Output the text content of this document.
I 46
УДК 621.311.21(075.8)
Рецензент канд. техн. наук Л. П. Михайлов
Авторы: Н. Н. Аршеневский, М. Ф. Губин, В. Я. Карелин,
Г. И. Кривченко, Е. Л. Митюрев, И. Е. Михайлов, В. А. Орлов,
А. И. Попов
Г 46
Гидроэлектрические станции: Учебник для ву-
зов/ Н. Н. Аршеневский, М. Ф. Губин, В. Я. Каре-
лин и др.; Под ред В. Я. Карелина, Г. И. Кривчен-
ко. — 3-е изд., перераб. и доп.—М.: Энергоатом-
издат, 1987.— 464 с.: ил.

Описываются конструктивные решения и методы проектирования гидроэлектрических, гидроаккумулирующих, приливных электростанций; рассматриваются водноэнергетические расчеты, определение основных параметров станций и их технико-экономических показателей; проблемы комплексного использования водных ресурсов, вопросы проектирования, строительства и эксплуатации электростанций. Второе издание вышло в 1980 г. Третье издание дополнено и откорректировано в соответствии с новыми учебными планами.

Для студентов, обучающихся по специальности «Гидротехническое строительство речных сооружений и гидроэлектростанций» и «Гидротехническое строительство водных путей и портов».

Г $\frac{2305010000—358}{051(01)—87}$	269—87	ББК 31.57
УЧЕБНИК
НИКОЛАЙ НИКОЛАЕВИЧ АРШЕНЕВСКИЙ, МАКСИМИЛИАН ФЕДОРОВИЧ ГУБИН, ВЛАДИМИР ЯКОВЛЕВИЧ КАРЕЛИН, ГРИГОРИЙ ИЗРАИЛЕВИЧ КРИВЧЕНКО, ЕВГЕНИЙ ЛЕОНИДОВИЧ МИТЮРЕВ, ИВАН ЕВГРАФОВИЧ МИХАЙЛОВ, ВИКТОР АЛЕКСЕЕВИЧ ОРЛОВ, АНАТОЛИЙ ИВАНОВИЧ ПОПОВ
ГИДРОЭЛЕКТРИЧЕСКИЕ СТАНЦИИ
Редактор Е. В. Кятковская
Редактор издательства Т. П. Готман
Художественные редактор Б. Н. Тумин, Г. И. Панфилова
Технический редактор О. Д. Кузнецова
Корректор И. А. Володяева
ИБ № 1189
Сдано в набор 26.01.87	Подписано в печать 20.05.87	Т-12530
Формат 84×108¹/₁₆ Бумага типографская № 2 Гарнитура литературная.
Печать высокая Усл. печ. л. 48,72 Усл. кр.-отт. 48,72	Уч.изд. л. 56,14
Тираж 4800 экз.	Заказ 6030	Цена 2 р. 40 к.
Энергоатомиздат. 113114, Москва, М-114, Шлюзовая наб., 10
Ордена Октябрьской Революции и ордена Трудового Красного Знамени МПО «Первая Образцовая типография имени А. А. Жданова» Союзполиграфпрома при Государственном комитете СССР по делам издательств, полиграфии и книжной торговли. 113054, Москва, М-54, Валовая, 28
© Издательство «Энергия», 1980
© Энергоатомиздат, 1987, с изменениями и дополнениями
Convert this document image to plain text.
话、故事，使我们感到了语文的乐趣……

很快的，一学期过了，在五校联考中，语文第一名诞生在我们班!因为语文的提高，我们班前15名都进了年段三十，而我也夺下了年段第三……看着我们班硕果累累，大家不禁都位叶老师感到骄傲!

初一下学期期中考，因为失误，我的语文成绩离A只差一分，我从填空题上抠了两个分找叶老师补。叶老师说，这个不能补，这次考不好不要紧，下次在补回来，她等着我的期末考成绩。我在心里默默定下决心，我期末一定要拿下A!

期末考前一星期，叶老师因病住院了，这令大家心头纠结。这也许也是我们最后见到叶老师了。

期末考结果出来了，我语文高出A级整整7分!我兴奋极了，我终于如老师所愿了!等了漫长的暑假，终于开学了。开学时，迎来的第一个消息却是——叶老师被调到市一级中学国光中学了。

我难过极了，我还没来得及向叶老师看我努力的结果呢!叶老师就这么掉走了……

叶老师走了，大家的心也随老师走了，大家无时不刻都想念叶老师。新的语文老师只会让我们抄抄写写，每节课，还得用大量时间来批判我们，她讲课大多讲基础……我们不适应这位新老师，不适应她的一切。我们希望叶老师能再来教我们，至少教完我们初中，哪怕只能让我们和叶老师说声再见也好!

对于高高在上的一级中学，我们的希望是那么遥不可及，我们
————
Prompt -
Copy all the records above precisely.

Answer to this problem -
Output the text content of this document.
I 46
УДК 621.311.21(075.8)
Рецензент канд. техн. наук Л. П. Михайлов
Авторы: Н. Н. Аршеневский, М. Ф. Губин, В. Я. Карелин,
Г. И. Кривченко, Е. Л. Митюрев, И. Е. Михайлов, В. А. Орлов,
А. И. Попов
Г 46
Гидроэлектрические станции: Учебник для ву-
зов/ Н. Н. Аршеневский, М. Ф. Губин, В. Я. Каре-
лин и др.; Под ред В. Я. Карелина, Г. И. Кривчен-
ко. — 3-е изд., перераб. и доп.—М.: Энергоатом-
издат, 1987.— 464 с.: ил.

Описываются конструктивные решения и методы проектирования гидроэлектрических, гидроаккумулирующих, приливных электростанций; рассматриваются водноэнергетические расчеты, определение основных параметров станций и их технико-экономических показателей; проблемы комплексного использования водных ресурсов, вопросы проектирования, строительства и эксплуатации электростанций. Второе издание вышло в 1980 г. Третье издание дополнено и откорректировано в соответствии с новыми учебными планами.

Для студентов, обучающихся по специальности «Гидротехническое строительство речных сооружений и гидроэлектростанций» и «Гидротехническое строительство водных путей и портов».

Г $\frac{2305010000—358}{051(01)—87}$	269—87	ББК 31.57
УЧЕБНИК
НИКОЛАЙ НИКОЛАЕВИЧ АРШЕНЕВСКИЙ, МАКСИМИЛИАН ФЕДОРОВИЧ ГУБИН, ВЛАДИМИР ЯКОВЛЕВИЧ КАРЕЛИН, ГРИГОРИЙ ИЗРАИЛЕВИЧ КРИВЧЕНКО, ЕВГЕНИЙ ЛЕОНИДОВИЧ МИТЮРЕВ, ИВАН ЕВГРАФОВИЧ МИХАЙЛОВ, ВИКТОР АЛЕКСЕЕВИЧ ОРЛОВ, АНАТОЛИЙ ИВАНОВИЧ ПОПОВ
ГИДРОЭЛЕКТРИЧЕСКИЕ СТАНЦИИ
Редактор Е. В. Кятковская
Редактор издательства Т. П. Готман
Художественные редактор Б. Н. Тумин, Г. И. Панфилова
Технический редактор О. Д. Кузнецова
Корректор И. А. Володяева
ИБ № 1189
Сдано в набор 26.01.87	Подписано в печать 20.05.87	Т-12530
Формат 84×108¹/₁₆ Бумага типографская № 2 Гарнитура литературная.
Печать высокая Усл. печ. л. 48,72 Усл. кр.-отт. 48,72	Уч.изд. л. 56,14
Тираж 4800 экз.	Заказ 6030	Цена 2 р. 40 к.
Энергоатомиздат. 113114, Москва, М-114, Шлюзовая наб., 10
Ордена Октябрьской Революции и ордена Трудового Красного Знамени МПО «Первая Образцовая типография имени А. А. Жданова» Союзполиграфпрома при Государственном комитете СССР по делам издательств, полиграфии и книжной торговли. 113054, Москва, М-54, Валовая, 28
© Издательство «Энергия», 1980
© Энергоатомиздат, 1987, с изменениями и дополнениями
Convert this document image to plain text.
话、故事，使我们感到了语文的乐趣……

很快的，一学期过了，在五校联考中，语文第一名诞生在我们班!因为语文的提高，我们班前15名都进了年段三十，而我也夺下了年段第三……看着我们班硕果累累，大家不禁都位叶老师感到骄傲!

初一下学期期中考，因为失误，我的语文成绩离A只差一分，我从填空题上抠了两个分找叶老师补。叶老师说，这个不能补，这次考不好不要紧，下次在补回来，她等着我的期末考成绩。我在心里默默定下决心，我期末一定要拿下A!

期末考前一星期，叶老师因病住院了，这令大家心头纠结。这也许也是我们最后见到叶老师了。

期末考结果出来了，我语文高出A级整整7分!我兴奋极了，我终于如老师所愿了!等了漫长的暑假，终于开学了。开学时，迎来的第一个消息却是——叶老师被调到市一级中学国光中学了。

我难过极了，我还没来得及向叶老师看我努力的结果呢!叶老师就这么掉走了……

叶老师走了，大家的心也随老师走了，大家无时不刻都想念叶老师。新的语文老师只会让我们抄抄写写，每节课，还得用大量时间来批判我们，她讲课大多讲基础……我们不适应这位新老师，不适应她的一切。我们希望叶老师能再来教我们，至少教完我们初中，哪怕只能让我们和叶老师说声再见也好!

对于高高在上的一级中学，我们的希望是那么遥不可及，我们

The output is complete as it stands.